#### SET TASK 1
According to the passage on Marlow and Jim, on how many occasions does Conrad undercut Marlow's pretensions to moral authority?
#### SET TASK 2
Continue the passage on Marlow and Jim from the point where it stops.

#### SELECTION
↓↓↓

As Marlow becomes an apologist for Jim, the reader is expected to adopt a stance of judgment toward Marlow-is expected to see that Marlow, too, is a fallible human being who is different in degree but not in kind from Jim. On three occasions Conrad undercuts Marlow's pretensions to moral authority. First, during Jim's trial, Marlow offers Jim Brierly's plan to evade the trial and escape the rituals of civilized judgment; second, Marlow goes to Stein because he wishes to «dispose» of Jim, in part to avoid his bizarre fear of having Jim-in the role of a common vagrant-confront him in London; and, finally, during his visit to Patusan, Marlow loses control in his interview with Jewel for no reason other than his own need to assure himself that he is better than Jim at a time Marlow's ability to make moral distinctions is threatened: 'I felt the sort of rage one feels during a hard tussle… 'You want to know [why the world does not want him]? I asked in a fury. 'Yes! she cried. 'Because he is not good enough, I said brutally.' Marlow's self-indulgent indiscretion-what purpose is served by telling Jewel that Jim is not good enough? — strikingly contrasts with the climax of Heart of Darkness. When an embittered and disillusioned Marlow returns to Europe, he is willing to lie to the Intended, although he hates a lie, and to let her think that Kurtz's last words were -701- her name in order that she have the sustaining illusion of Kurtz's undying devotion.

↑↑↑

#### RAW RECORDS

↓↓↓

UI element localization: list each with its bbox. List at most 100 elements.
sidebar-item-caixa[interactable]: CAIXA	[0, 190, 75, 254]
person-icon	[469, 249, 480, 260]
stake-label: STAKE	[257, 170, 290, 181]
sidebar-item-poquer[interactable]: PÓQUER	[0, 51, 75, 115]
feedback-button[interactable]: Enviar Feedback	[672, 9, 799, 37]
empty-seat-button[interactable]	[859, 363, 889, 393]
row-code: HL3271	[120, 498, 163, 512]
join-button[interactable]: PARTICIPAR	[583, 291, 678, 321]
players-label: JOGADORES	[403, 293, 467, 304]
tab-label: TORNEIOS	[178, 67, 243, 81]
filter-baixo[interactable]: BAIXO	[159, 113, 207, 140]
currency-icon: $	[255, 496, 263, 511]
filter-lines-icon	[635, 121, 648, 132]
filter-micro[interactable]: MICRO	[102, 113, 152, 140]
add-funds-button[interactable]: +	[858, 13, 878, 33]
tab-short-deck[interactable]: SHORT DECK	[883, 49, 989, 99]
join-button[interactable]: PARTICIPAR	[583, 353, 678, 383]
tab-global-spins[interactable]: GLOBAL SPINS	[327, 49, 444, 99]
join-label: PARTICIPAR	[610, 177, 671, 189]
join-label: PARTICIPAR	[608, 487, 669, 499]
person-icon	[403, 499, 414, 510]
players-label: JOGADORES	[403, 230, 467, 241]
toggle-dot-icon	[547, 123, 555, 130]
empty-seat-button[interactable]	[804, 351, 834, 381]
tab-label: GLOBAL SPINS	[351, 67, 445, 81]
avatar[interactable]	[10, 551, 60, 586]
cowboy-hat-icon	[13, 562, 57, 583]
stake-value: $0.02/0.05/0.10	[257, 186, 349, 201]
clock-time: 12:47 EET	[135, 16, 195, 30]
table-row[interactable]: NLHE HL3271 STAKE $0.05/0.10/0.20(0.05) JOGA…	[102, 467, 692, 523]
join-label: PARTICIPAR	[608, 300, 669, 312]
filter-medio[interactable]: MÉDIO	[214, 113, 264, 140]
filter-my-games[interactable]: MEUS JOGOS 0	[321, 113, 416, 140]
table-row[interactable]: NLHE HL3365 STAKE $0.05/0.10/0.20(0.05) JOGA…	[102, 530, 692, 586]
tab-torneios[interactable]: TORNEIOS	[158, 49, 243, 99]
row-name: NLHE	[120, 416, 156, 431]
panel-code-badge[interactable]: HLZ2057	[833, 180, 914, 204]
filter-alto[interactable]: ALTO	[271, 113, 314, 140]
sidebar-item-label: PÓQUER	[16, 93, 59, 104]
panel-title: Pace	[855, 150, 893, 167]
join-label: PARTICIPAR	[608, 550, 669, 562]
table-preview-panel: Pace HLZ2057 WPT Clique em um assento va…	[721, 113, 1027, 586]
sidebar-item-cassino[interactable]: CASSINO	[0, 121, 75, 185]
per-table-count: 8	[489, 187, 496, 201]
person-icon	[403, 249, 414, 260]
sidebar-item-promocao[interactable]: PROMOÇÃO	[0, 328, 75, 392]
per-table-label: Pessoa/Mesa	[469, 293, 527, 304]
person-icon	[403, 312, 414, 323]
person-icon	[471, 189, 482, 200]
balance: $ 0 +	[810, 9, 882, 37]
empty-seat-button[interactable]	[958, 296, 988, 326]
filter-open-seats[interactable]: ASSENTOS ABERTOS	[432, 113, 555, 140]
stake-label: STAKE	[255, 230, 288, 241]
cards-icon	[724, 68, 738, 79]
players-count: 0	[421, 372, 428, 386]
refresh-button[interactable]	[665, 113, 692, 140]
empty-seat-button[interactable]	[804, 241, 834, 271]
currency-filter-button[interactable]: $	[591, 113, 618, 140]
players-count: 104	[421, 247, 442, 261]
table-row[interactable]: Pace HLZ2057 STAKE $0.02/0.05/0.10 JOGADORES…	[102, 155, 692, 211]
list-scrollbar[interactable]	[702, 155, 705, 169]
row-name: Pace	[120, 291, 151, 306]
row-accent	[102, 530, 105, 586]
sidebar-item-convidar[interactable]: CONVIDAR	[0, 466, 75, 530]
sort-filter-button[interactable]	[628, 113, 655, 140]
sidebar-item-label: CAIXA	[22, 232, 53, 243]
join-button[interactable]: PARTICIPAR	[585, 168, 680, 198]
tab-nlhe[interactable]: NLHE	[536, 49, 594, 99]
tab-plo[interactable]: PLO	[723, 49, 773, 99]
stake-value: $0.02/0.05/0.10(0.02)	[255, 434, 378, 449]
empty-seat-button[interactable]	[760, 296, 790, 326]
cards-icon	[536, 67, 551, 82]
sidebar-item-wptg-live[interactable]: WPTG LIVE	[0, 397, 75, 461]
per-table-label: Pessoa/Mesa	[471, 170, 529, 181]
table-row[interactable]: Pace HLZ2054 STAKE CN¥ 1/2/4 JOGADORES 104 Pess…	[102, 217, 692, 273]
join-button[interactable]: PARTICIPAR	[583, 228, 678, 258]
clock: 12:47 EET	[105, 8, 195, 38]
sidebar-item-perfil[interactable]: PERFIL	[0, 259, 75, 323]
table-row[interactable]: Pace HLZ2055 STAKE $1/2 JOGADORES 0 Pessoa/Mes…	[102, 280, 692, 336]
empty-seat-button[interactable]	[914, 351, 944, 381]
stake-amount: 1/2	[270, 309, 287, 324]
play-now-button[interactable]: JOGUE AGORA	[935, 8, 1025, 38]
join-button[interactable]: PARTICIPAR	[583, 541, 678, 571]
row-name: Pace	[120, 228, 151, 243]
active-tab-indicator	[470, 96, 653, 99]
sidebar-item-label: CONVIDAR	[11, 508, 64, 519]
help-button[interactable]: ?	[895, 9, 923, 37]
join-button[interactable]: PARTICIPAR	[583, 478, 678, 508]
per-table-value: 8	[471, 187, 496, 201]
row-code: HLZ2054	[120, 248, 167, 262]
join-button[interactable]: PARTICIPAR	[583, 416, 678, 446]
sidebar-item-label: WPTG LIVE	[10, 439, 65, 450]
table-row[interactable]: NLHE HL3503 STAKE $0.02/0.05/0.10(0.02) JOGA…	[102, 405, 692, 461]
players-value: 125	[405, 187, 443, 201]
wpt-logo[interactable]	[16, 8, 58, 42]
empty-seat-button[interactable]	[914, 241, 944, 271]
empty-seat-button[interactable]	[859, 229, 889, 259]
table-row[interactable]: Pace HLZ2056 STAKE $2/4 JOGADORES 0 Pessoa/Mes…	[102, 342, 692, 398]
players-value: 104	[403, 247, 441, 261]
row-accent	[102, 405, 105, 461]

↑↑↑

#### EXPECTED ANSWER 1
Three.

#### EXPECTED ANSWER 2
While Marlow enacts the moment of irreconcilable impasse or aporia of modernism, Conrad, I am arguing, does not. For, as we have seen, Conrad's omniscient voice stands in judgment of Jim's behavior and of Marlow's understandable efforts as one of us-lonely, doubting humans in a confusing world that Conrad thought of as a 'remorseless process'-to explain Jim's behavior. Conrad expects the reader to understand that Marlow's confidence in absolute values has been undermined by his own experience, and that readers must, like judges, sift through the data as objectively as possible, even while recognizing that, like Brierly and Marlow, we are all prone to skewed judgments based on our own needs. But while the novel tempts us to be a Jim reader of Jim, or a Brierly-reader or a Stein-reader, and, even more urgently, to be a reader of Marlow-who at times is a Jim-reader, a Brierly-reader, and a Stein-reader-it finally insists on our being an omniscient reader and as unforgiving and unyielding in our judgments as the omniscient narrator.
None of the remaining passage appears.